Work request:
Say how many of the lines below include the word "screenshot", and write nothing else.

(Data excerpts Opens)

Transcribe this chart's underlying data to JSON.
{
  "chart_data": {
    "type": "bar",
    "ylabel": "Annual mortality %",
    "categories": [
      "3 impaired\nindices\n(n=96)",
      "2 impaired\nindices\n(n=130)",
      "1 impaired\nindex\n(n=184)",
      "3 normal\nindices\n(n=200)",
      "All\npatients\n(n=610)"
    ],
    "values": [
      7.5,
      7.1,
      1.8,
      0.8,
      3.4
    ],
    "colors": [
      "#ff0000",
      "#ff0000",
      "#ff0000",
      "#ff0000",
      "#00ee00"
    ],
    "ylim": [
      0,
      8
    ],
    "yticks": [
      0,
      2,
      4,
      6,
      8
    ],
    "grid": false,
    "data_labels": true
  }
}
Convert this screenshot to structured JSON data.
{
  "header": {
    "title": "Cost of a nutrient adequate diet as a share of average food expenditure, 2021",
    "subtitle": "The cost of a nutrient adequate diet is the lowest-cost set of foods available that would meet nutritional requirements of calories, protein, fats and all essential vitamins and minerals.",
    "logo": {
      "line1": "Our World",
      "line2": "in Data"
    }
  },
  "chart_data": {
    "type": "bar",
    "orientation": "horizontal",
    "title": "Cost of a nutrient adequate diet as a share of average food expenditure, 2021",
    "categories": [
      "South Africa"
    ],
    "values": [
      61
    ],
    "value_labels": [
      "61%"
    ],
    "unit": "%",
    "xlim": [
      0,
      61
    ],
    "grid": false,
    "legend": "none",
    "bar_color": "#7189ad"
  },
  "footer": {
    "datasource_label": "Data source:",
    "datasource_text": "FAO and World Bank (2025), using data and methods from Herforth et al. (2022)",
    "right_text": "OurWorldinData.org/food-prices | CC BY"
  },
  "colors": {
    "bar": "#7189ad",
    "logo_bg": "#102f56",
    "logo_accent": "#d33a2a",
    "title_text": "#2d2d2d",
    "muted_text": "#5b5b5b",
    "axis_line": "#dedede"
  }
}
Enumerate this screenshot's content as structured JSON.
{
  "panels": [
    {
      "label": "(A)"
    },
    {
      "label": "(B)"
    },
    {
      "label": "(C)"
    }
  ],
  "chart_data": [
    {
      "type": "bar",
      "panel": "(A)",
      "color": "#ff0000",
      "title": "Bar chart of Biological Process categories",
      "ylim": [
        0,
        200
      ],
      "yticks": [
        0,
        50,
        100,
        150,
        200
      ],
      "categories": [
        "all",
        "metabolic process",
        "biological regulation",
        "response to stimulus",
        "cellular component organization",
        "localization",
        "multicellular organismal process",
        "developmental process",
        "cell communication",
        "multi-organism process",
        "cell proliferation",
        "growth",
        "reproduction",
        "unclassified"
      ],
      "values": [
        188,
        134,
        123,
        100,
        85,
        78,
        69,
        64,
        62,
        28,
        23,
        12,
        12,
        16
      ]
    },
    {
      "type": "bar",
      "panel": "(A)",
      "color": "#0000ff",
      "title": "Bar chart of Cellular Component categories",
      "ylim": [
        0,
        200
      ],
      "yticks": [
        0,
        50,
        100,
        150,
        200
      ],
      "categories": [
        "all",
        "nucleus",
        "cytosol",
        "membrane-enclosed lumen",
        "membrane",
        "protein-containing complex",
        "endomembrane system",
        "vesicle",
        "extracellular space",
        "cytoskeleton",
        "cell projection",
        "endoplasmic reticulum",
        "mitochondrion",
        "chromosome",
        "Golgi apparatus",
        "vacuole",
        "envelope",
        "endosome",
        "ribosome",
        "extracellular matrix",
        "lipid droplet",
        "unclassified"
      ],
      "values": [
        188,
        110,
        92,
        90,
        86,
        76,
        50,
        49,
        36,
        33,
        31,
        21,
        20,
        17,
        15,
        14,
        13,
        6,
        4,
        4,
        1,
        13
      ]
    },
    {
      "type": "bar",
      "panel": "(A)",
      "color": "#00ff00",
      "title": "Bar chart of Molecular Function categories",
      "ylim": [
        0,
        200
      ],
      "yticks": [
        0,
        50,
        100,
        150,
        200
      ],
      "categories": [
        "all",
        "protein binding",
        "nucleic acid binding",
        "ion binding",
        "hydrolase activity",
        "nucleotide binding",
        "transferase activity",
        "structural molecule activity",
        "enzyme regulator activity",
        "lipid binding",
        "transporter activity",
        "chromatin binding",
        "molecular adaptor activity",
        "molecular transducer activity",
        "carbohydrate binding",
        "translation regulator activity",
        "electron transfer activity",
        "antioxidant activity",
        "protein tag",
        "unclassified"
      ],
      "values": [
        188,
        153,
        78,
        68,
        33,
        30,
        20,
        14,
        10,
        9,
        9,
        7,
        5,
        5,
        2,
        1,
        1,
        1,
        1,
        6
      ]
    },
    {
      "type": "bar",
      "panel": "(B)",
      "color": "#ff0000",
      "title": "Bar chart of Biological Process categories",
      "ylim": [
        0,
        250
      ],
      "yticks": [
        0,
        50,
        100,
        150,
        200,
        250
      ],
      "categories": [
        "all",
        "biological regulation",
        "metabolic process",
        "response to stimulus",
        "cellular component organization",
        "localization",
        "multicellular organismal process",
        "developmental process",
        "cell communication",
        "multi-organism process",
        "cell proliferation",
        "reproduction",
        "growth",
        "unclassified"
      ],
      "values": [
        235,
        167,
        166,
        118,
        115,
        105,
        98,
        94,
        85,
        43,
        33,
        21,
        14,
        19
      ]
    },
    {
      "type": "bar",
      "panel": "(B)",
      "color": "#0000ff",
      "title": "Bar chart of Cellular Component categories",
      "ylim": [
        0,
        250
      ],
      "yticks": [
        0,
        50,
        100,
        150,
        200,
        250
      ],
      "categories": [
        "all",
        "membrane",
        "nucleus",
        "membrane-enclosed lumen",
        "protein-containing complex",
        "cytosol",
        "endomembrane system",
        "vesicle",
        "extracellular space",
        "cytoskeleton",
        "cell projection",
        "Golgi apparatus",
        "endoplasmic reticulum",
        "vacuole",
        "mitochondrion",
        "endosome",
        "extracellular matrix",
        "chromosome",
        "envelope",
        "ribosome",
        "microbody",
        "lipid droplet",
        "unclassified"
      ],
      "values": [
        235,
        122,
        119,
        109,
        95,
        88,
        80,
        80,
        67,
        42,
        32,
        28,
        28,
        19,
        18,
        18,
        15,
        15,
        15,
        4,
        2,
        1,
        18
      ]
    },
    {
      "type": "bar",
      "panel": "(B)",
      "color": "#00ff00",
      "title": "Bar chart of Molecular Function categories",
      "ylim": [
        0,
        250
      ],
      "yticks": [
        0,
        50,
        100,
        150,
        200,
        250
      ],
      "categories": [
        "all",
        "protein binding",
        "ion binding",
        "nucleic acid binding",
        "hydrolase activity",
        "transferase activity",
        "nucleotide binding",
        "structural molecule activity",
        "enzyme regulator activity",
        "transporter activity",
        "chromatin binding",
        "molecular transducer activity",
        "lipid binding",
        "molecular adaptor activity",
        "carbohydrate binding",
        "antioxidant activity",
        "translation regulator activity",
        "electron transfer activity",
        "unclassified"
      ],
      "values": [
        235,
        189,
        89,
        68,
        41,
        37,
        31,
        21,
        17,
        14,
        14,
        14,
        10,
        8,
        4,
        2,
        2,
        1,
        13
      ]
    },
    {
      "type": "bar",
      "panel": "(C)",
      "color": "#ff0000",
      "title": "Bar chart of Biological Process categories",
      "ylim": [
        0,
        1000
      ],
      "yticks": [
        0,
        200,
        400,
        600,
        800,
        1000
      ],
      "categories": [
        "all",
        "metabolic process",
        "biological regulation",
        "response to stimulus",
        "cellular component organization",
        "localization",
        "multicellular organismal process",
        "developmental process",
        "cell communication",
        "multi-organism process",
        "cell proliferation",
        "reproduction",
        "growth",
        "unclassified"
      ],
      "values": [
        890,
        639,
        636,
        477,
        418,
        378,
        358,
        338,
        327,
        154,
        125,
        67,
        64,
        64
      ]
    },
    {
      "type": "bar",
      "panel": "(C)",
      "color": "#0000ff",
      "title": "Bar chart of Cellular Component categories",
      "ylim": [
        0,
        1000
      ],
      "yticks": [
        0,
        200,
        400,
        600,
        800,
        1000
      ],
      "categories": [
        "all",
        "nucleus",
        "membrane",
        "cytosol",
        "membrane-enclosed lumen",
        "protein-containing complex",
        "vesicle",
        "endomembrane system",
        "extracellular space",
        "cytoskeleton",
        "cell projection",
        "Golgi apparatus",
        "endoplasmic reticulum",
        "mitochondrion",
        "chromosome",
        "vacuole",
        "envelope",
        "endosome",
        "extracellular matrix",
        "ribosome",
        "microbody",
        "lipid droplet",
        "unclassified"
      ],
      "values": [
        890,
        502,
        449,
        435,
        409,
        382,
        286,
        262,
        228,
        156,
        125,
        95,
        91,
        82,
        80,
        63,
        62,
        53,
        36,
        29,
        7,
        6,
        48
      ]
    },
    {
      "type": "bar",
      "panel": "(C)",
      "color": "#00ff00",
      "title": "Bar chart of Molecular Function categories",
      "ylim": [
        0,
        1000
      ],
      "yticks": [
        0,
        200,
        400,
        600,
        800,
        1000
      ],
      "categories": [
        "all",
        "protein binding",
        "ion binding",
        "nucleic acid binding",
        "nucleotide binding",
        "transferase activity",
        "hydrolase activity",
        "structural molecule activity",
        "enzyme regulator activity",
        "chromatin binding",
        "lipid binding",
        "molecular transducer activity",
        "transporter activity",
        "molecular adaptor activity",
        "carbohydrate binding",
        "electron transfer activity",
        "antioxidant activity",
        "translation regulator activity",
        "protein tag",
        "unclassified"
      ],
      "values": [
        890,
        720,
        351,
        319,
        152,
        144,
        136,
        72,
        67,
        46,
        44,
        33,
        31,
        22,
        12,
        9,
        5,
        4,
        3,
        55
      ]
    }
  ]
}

(Data excerpts Closes)

Exercise response:
2